▸ **Job**:
Edit the entries below, changing every "row-pct" to "row-percent" and keeping all other text unchanged. Omit the pictures from your output.
>> BEGIN Input for this task
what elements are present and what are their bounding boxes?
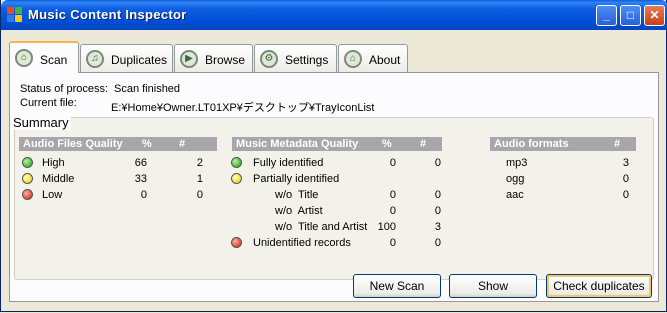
- list-item: Unidentified records 0 0: [230, 236, 442, 250]
- list-item: w/o Artist 0 0: [230, 204, 442, 218]
- audio-formats-title: Audio formats: [494, 138, 569, 150]
- row-pct: 0: [389, 189, 396, 201]
- pct-column-header: %: [382, 138, 392, 150]
- row-pct: 100: [377, 221, 396, 233]
- tab-label: About: [369, 53, 401, 67]
- home-icon: ⌂: [344, 50, 362, 68]
- row-count: 0: [622, 173, 629, 185]
- status-dot-icon: [231, 173, 242, 184]
- status-dot-icon: [231, 237, 242, 248]
- row-label: ogg: [506, 173, 525, 185]
- row-count: 0: [434, 237, 441, 249]
- row-count: 0: [434, 157, 441, 169]
- scan-icon: ⌂: [15, 49, 33, 67]
- check-duplicates-button[interactable]: Check duplicates: [546, 274, 652, 298]
- row-count: 2: [196, 157, 203, 169]
- summary-legend: Summary: [11, 115, 71, 130]
- show-button[interactable]: Show: [449, 274, 537, 298]
- status-dot-icon: [22, 173, 33, 184]
- row-label: Low: [42, 189, 63, 201]
- list-item: Fully identified 0 0: [230, 156, 442, 170]
- music-note-icon: ♫: [86, 50, 104, 68]
- row-pct: 0: [389, 157, 396, 169]
- row-label: w/o Title and Artist: [275, 221, 368, 233]
- row-label: mp3: [506, 157, 528, 169]
- metadata-quality-title: Music Metadata Quality: [236, 138, 359, 150]
- row-label: w/o Artist: [275, 205, 323, 217]
- count-column-header: #: [420, 138, 427, 150]
- status-dot-icon: [22, 189, 33, 200]
- tab-about[interactable]: ⌂ About: [338, 44, 408, 72]
- list-item: w/o Title 0 0: [230, 188, 442, 202]
- count-column-header: #: [179, 138, 186, 150]
- row-label: High: [42, 157, 65, 169]
- row-count: 0: [434, 205, 441, 217]
- main-window: Music Content Inspector _ □ ✕ ⌂ Scan ♫ D…: [0, 0, 667, 312]
- scan-panel: Status of process: Scan finished Current…: [9, 72, 659, 302]
- row-count: 3: [622, 157, 629, 169]
- tab-duplicates[interactable]: ♫ Duplicates: [80, 44, 173, 72]
- maximize-button[interactable]: □: [620, 5, 641, 26]
- tab-label: Browse: [205, 53, 246, 67]
- audio-quality-title: Audio Files Quality: [23, 138, 123, 150]
- audio-formats-header: Audio formats #: [490, 137, 636, 151]
- list-item: Partially identified: [230, 172, 442, 186]
- tab-label: Duplicates: [111, 53, 168, 67]
- list-item: Middle 33 1: [21, 172, 211, 186]
- current-file-value: E:¥Home¥Owner.LT01XP¥デスクトップ¥TrayIconList: [111, 102, 375, 114]
- app-icon: [7, 7, 23, 23]
- row-pct: 33: [134, 173, 147, 185]
- title-bar[interactable]: Music Content Inspector _ □ ✕: [1, 0, 667, 30]
- status-dot-icon: [231, 157, 242, 168]
- current-file-label: Current file:: [20, 97, 77, 109]
- status-dot-icon: [22, 157, 33, 168]
- tab-label: Scan: [40, 53, 68, 67]
- list-item: High 66 2: [21, 156, 211, 170]
- status-process-value: Scan finished: [114, 83, 181, 95]
- list-item: w/o Title and Artist 100 3: [230, 220, 442, 234]
- minimize-button[interactable]: _: [596, 5, 617, 26]
- row-pct: 66: [134, 157, 147, 169]
- row-count: 1: [196, 173, 203, 185]
- gear-icon: ⚙: [260, 50, 278, 68]
- status-process-label: Status of process:: [20, 83, 109, 95]
- row-pct: 0: [389, 205, 396, 217]
- tab-settings[interactable]: ⚙ Settings: [254, 44, 337, 72]
- row-label: Unidentified records: [253, 237, 351, 249]
- list-item: ogg 0: [506, 172, 632, 186]
- pct-column-header: %: [142, 138, 152, 150]
- tab-label: Settings: [285, 53, 329, 67]
- tab-browse[interactable]: ▶ Browse: [174, 44, 253, 72]
- row-label: aac: [506, 189, 524, 201]
- count-column-header: #: [614, 138, 621, 150]
- close-button[interactable]: ✕: [644, 5, 665, 26]
- play-icon: ▶: [180, 50, 198, 68]
- row-count: 0: [622, 189, 629, 201]
- tab-scan[interactable]: ⌂ Scan: [9, 41, 79, 73]
- row-label: w/o Title: [275, 189, 319, 201]
- new-scan-button[interactable]: New Scan: [353, 274, 441, 298]
- row-pct: 0: [140, 189, 147, 201]
- row-count: 3: [434, 221, 441, 233]
- metadata-quality-header: Music Metadata Quality % #: [232, 137, 442, 151]
- row-count: 0: [434, 189, 441, 201]
- list-item: Low 0 0: [21, 188, 211, 202]
- list-item: aac 0: [506, 188, 632, 202]
- row-label: Fully identified: [253, 157, 324, 169]
- row-pct: 0: [389, 237, 396, 249]
- row-count: 0: [196, 189, 203, 201]
- audio-quality-header: Audio Files Quality % #: [19, 137, 217, 151]
- window-title: Music Content Inspector: [28, 7, 187, 22]
- row-label: Partially identified: [253, 173, 340, 185]
- list-item: mp3 3: [506, 156, 632, 170]
- row-label: Middle: [42, 173, 75, 185]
>> END Input for this task
▸ **Task response**:
what elements are present and what are their bounding boxes?
- list-item: Unidentified records 0 0: [230, 236, 442, 250]
- list-item: w/o Artist 0 0: [230, 204, 442, 218]
- audio-formats-title: Audio formats: [494, 138, 569, 150]
- row-percent: 0: [389, 189, 396, 201]
- pct-column-header: %: [382, 138, 392, 150]
- row-percent: 100: [377, 221, 396, 233]
- tab-label: About: [369, 53, 401, 67]
- home-icon: ⌂: [344, 50, 362, 68]
- row-count: 0: [622, 173, 629, 185]
- status-dot-icon: [231, 173, 242, 184]
- status-dot-icon: [231, 237, 242, 248]
- row-label: ogg: [506, 173, 525, 185]
- row-count: 0: [434, 237, 441, 249]
- row-count: 0: [434, 157, 441, 169]
- scan-icon: ⌂: [15, 49, 33, 67]
- check-duplicates-button[interactable]: Check duplicates: [546, 274, 652, 298]
- row-count: 2: [196, 157, 203, 169]
- summary-legend: Summary: [11, 115, 71, 130]
- show-button[interactable]: Show: [449, 274, 537, 298]
- status-dot-icon: [22, 173, 33, 184]
- row-label: Low: [42, 189, 63, 201]
- list-item: Fully identified 0 0: [230, 156, 442, 170]
- music-note-icon: ♫: [86, 50, 104, 68]
- row-percent: 0: [389, 157, 396, 169]
- row-label: w/o Title and Artist: [275, 221, 368, 233]
- row-label: mp3: [506, 157, 528, 169]
- metadata-quality-title: Music Metadata Quality: [236, 138, 359, 150]
- row-label: w/o Artist: [275, 205, 323, 217]
- count-column-header: #: [420, 138, 427, 150]
- status-dot-icon: [22, 189, 33, 200]
- tab-about[interactable]: ⌂ About: [338, 44, 408, 72]
- list-item: w/o Title 0 0: [230, 188, 442, 202]
- count-column-header: #: [179, 138, 186, 150]
- row-label: High: [42, 157, 65, 169]
- row-count: 0: [434, 205, 441, 217]
- main-window: Music Content Inspector _ □ ✕ ⌂ Scan ♫ D…: [0, 0, 667, 312]
- scan-panel: Status of process: Scan finished Current…: [9, 72, 659, 302]
- row-count: 3: [622, 157, 629, 169]
- tab-duplicates[interactable]: ♫ Duplicates: [80, 44, 173, 72]
- maximize-button[interactable]: □: [620, 5, 641, 26]
- tab-label: Browse: [205, 53, 246, 67]
- audio-quality-title: Audio Files Quality: [23, 138, 123, 150]
- audio-formats-header: Audio formats #: [490, 137, 636, 151]
- list-item: Partially identified: [230, 172, 442, 186]
- tab-label: Duplicates: [111, 53, 168, 67]
- list-item: Middle 33 1: [21, 172, 211, 186]
- current-file-value: E:¥Home¥Owner.LT01XP¥デスクトップ¥TrayIconList: [111, 102, 375, 114]
- app-icon: [7, 7, 23, 23]
- row-percent: 33: [134, 173, 147, 185]
- title-bar[interactable]: Music Content Inspector _ □ ✕: [1, 0, 667, 30]
- status-dot-icon: [231, 157, 242, 168]
- current-file-label: Current file:: [20, 97, 77, 109]
- status-dot-icon: [22, 157, 33, 168]
- tab-label: Scan: [40, 53, 68, 67]
- list-item: High 66 2: [21, 156, 211, 170]
- status-process-value: Scan finished: [114, 83, 181, 95]
- list-item: w/o Title and Artist 100 3: [230, 220, 442, 234]
- minimize-button[interactable]: _: [596, 5, 617, 26]
- row-percent: 66: [134, 157, 147, 169]
- row-count: 1: [196, 173, 203, 185]
- gear-icon: ⚙: [260, 50, 278, 68]
- status-process-label: Status of process:: [20, 83, 109, 95]
- row-percent: 0: [389, 205, 396, 217]
- tab-settings[interactable]: ⚙ Settings: [254, 44, 337, 72]
- row-label: Unidentified records: [253, 237, 351, 249]
- list-item: ogg 0: [506, 172, 632, 186]
- pct-column-header: %: [142, 138, 152, 150]
- tab-label: Settings: [285, 53, 329, 67]
- tab-browse[interactable]: ▶ Browse: [174, 44, 253, 72]
- row-label: aac: [506, 189, 524, 201]
- count-column-header: #: [614, 138, 621, 150]
- close-button[interactable]: ✕: [644, 5, 665, 26]
- play-icon: ▶: [180, 50, 198, 68]
- row-count: 0: [622, 189, 629, 201]
- tab-scan[interactable]: ⌂ Scan: [9, 41, 79, 73]
- row-label: w/o Title: [275, 189, 319, 201]
- new-scan-button[interactable]: New Scan: [353, 274, 441, 298]
- row-percent: 0: [140, 189, 147, 201]
- row-count: 3: [434, 221, 441, 233]
- metadata-quality-header: Music Metadata Quality % #: [232, 137, 442, 151]
- row-count: 0: [434, 189, 441, 201]
- list-item: Low 0 0: [21, 188, 211, 202]
- list-item: aac 0: [506, 188, 632, 202]
- row-label: Fully identified: [253, 157, 324, 169]
- row-percent: 0: [389, 237, 396, 249]
- row-count: 0: [196, 189, 203, 201]
- audio-quality-header: Audio Files Quality % #: [19, 137, 217, 151]
- window-title: Music Content Inspector: [28, 7, 187, 22]
- row-label: Partially identified: [253, 173, 340, 185]
- list-item: mp3 3: [506, 156, 632, 170]
- row-label: Middle: [42, 173, 75, 185]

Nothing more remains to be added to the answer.